EXERCISE>
Here are some entries; quote each one exactly.

====== GIVEN RECORDS ======

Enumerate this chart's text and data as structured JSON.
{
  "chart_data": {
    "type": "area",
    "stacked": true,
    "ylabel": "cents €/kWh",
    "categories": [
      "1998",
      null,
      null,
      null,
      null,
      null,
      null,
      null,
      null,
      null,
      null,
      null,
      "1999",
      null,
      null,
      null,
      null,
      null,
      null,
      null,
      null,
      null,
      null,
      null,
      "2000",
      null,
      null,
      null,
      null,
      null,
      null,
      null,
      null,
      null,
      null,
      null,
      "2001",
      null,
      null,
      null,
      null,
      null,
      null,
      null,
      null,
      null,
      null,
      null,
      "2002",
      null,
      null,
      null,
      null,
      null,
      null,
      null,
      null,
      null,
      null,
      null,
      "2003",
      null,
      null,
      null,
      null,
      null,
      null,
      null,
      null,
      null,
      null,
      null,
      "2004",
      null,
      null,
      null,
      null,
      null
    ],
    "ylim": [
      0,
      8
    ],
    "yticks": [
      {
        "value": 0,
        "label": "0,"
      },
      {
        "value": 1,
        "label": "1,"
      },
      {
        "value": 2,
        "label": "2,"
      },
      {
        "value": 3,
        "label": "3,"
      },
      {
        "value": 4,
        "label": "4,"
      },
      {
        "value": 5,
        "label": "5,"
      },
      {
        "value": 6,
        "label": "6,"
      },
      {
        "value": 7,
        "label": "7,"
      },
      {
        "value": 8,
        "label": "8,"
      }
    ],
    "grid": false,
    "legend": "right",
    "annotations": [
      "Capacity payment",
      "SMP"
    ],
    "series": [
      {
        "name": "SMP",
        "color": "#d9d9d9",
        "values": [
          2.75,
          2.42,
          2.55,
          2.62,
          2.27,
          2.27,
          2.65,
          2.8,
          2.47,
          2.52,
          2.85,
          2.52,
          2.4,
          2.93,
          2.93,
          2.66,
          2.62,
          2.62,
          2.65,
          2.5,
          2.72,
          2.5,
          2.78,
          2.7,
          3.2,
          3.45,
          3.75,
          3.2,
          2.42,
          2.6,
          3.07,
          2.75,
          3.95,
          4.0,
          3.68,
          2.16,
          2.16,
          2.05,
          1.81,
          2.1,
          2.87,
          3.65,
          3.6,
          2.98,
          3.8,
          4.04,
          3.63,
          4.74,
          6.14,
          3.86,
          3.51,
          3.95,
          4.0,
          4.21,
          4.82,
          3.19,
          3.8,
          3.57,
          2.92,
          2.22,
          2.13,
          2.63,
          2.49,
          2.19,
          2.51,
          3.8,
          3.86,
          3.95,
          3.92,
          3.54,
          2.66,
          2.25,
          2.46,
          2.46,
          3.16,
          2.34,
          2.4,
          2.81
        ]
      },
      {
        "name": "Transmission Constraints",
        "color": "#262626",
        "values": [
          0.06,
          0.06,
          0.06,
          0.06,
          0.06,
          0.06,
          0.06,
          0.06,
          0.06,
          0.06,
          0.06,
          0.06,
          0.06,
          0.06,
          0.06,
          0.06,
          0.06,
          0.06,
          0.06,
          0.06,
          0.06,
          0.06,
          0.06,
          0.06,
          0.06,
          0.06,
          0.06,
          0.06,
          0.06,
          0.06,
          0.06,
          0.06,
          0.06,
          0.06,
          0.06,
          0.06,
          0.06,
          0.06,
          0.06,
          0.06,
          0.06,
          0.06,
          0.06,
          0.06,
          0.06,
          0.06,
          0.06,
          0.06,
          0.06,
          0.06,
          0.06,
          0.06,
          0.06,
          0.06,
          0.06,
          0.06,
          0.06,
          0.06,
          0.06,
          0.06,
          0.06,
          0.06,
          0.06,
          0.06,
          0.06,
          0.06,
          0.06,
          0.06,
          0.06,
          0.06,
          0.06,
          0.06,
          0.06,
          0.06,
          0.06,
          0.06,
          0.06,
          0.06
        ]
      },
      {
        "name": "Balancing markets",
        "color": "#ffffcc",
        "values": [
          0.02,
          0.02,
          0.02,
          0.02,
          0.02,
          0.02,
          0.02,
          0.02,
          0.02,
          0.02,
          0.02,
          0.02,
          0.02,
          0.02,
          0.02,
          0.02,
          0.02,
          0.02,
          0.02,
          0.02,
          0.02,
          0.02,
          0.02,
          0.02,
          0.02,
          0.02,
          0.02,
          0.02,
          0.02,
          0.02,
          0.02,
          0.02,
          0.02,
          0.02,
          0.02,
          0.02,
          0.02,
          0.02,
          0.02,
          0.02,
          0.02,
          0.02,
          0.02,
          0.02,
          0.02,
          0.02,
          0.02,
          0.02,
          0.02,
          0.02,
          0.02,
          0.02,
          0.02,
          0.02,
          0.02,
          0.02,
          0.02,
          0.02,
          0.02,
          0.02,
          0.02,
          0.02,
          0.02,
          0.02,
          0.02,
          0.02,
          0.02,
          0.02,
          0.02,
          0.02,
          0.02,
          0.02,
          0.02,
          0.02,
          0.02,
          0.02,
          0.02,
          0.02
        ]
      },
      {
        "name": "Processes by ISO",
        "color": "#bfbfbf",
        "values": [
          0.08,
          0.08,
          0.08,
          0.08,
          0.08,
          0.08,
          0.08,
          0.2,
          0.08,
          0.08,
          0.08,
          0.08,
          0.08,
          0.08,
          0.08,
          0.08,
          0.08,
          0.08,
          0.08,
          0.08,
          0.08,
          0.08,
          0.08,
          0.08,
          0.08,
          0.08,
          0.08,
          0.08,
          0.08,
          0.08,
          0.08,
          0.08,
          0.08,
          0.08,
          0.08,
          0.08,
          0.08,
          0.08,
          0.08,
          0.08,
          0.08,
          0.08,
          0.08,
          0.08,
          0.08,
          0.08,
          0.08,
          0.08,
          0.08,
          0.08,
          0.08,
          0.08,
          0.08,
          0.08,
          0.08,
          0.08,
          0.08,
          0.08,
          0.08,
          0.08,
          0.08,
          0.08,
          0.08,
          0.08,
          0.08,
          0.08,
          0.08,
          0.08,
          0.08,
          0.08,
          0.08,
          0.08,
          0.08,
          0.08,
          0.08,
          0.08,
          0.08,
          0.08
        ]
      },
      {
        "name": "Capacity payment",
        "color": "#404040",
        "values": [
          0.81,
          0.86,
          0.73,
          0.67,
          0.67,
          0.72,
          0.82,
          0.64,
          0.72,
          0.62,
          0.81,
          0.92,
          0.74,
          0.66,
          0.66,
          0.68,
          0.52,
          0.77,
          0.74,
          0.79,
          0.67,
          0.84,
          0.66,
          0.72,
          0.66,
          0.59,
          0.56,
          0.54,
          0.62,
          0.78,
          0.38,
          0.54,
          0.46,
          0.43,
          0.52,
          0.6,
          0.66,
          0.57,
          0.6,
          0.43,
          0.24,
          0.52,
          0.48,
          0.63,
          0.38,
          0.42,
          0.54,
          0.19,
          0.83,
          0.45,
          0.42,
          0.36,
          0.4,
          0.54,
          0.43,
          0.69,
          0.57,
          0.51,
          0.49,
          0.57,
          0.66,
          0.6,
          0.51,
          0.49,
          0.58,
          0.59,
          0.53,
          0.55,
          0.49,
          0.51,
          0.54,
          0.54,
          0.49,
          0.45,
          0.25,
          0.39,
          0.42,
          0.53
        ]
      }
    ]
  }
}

======

RESULT>
Enumerate this chart's text and data as structured JSON.
{
  "chart_data": {
    "type": "area",
    "stacked": true,
    "ylabel": "cents €/kWh",
    "categories": [
      "1998",
      null,
      null,
      null,
      null,
      null,
      null,
      null,
      null,
      null,
      null,
      null,
      "1999",
      null,
      null,
      null,
      null,
      null,
      null,
      null,
      null,
      null,
      null,
      null,
      "2000",
      null,
      null,
      null,
      null,
      null,
      null,
      null,
      null,
      null,
      null,
      null,
      "2001",
      null,
      null,
      null,
      null,
      null,
      null,
      null,
      null,
      null,
      null,
      null,
      "2002",
      null,
      null,
      null,
      null,
      null,
      null,
      null,
      null,
      null,
      null,
      null,
      "2003",
      null,
      null,
      null,
      null,
      null,
      null,
      null,
      null,
      null,
      null,
      null,
      "2004",
      null,
      null,
      null,
      null,
      null
    ],
    "ylim": [
      0,
      8
    ],
    "yticks": [
      {
        "value": 0,
        "label": "0,"
      },
      {
        "value": 1,
        "label": "1,"
      },
      {
        "value": 2,
        "label": "2,"
      },
      {
        "value": 3,
        "label": "3,"
      },
      {
        "value": 4,
        "label": "4,"
      },
      {
        "value": 5,
        "label": "5,"
      },
      {
        "value": 6,
        "label": "6,"
      },
      {
        "value": 7,
        "label": "7,"
      },
      {
        "value": 8,
        "label": "8,"
      }
    ],
    "grid": false,
    "legend": "right",
    "annotations": [
      "Capacity payment",
      "SMP"
    ],
    "series": [
      {
        "name": "SMP",
        "color": "#d9d9d9",
        "values": [
          2.75,
          2.42,
          2.55,
          2.62,
          2.27,
          2.27,
          2.65,
          2.8,
          2.47,
          2.52,
          2.85,
          2.52,
          2.4,
          2.93,
          2.93,
          2.66,
          2.62,
          2.62,
          2.65,
          2.5,
          2.72,
          2.5,
          2.78,
          2.7,
          3.2,
          3.45,
          3.75,
          3.2,
          2.42,
          2.6,
          3.07,
          2.75,
          3.95,
          4.0,
          3.68,
          2.16,
          2.16,
          2.05,
          1.81,
          2.1,
          2.87,
          3.65,
          3.6,
          2.98,
          3.8,
          4.04,
          3.63,
          4.74,
          6.14,
          3.86,
          3.51,
          3.95,
          4.0,
          4.21,
          4.82,
          3.19,
          3.8,
          3.57,
          2.92,
          2.22,
          2.13,
          2.63,
          2.49,
          2.19,
          2.51,
          3.8,
          3.86,
          3.95,
          3.92,
          3.54,
          2.66,
          2.25,
          2.46,
          2.46,
          3.16,
          2.34,
          2.4,
          2.81
        ]
      },
      {
        "name": "Transmission Constraints",
        "color": "#262626",
        "values": [
          0.06,
          0.06,
          0.06,
          0.06,
          0.06,
          0.06,
          0.06,
          0.06,
          0.06,
          0.06,
          0.06,
          0.06,
          0.06,
          0.06,
          0.06,
          0.06,
          0.06,
          0.06,
          0.06,
          0.06,
          0.06,
          0.06,
          0.06,
          0.06,
          0.06,
          0.06,
          0.06,
          0.06,
          0.06,
          0.06,
          0.06,
          0.06,
          0.06,
          0.06,
          0.06,
          0.06,
          0.06,
          0.06,
          0.06,
          0.06,
          0.06,
          0.06,
          0.06,
          0.06,
          0.06,
          0.06,
          0.06,
          0.06,
          0.06,
          0.06,
          0.06,
          0.06,
          0.06,
          0.06,
          0.06,
          0.06,
          0.06,
          0.06,
          0.06,
          0.06,
          0.06,
          0.06,
          0.06,
          0.06,
          0.06,
          0.06,
          0.06,
          0.06,
          0.06,
          0.06,
          0.06,
          0.06,
          0.06,
          0.06,
          0.06,
          0.06,
          0.06,
          0.06
        ]
      },
      {
        "name": "Balancing markets",
        "color": "#ffffcc",
        "values": [
          0.02,
          0.02,
          0.02,
          0.02,
          0.02,
          0.02,
          0.02,
          0.02,
          0.02,
          0.02,
          0.02,
          0.02,
          0.02,
          0.02,
          0.02,
          0.02,
          0.02,
          0.02,
          0.02,
          0.02,
          0.02,
          0.02,
          0.02,
          0.02,
          0.02,
          0.02,
          0.02,
          0.02,
          0.02,
          0.02,
          0.02,
          0.02,
          0.02,
          0.02,
          0.02,
          0.02,
          0.02,
          0.02,
          0.02,
          0.02,
          0.02,
          0.02,
          0.02,
          0.02,
          0.02,
          0.02,
          0.02,
          0.02,
          0.02,
          0.02,
          0.02,
          0.02,
          0.02,
          0.02,
          0.02,
          0.02,
          0.02,
          0.02,
          0.02,
          0.02,
          0.02,
          0.02,
          0.02,
          0.02,
          0.02,
          0.02,
          0.02,
          0.02,
          0.02,
          0.02,
          0.02,
          0.02,
          0.02,
          0.02,
          0.02,
          0.02,
          0.02,
          0.02
        ]
      },
      {
        "name": "Processes by ISO",
        "color": "#bfbfbf",
        "values": [
          0.08,
          0.08,
          0.08,
          0.08,
          0.08,
          0.08,
          0.08,
          0.2,
          0.08,
          0.08,
          0.08,
          0.08,
          0.08,
          0.08,
          0.08,
          0.08,
          0.08,
          0.08,
          0.08,
          0.08,
          0.08,
          0.08,
          0.08,
          0.08,
          0.08,
          0.08,
          0.08,
          0.08,
          0.08,
          0.08,
          0.08,
          0.08,
          0.08,
          0.08,
          0.08,
          0.08,
          0.08,
          0.08,
          0.08,
          0.08,
          0.08,
          0.08,
          0.08,
          0.08,
          0.08,
          0.08,
          0.08,
          0.08,
          0.08,
          0.08,
          0.08,
          0.08,
          0.08,
          0.08,
          0.08,
          0.08,
          0.08,
          0.08,
          0.08,
          0.08,
          0.08,
          0.08,
          0.08,
          0.08,
          0.08,
          0.08,
          0.08,
          0.08,
          0.08,
          0.08,
          0.08,
          0.08,
          0.08,
          0.08,
          0.08,
          0.08,
          0.08,
          0.08
        ]
      },
      {
        "name": "Capacity payment",
        "color": "#404040",
        "values": [
          0.81,
          0.86,
          0.73,
          0.67,
          0.67,
          0.72,
          0.82,
          0.64,
          0.72,
          0.62,
          0.81,
          0.92,
          0.74,
          0.66,
          0.66,
          0.68,
          0.52,
          0.77,
          0.74,
          0.79,
          0.67,
          0.84,
          0.66,
          0.72,
          0.66,
          0.59,
          0.56,
          0.54,
          0.62,
          0.78,
          0.38,
          0.54,
          0.46,
          0.43,
          0.52,
          0.6,
          0.66,
          0.57,
          0.6,
          0.43,
          0.24,
          0.52,
          0.48,
          0.63,
          0.38,
          0.42,
          0.54,
          0.19,
          0.83,
          0.45,
          0.42,
          0.36,
          0.4,
          0.54,
          0.43,
          0.69,
          0.57,
          0.51,
          0.49,
          0.57,
          0.66,
          0.6,
          0.51,
          0.49,
          0.58,
          0.59,
          0.53,
          0.55,
          0.49,
          0.51,
          0.54,
          0.54,
          0.49,
          0.45,
          0.25,
          0.39,
          0.42,
          0.53
        ]
      }
    ]
  }
}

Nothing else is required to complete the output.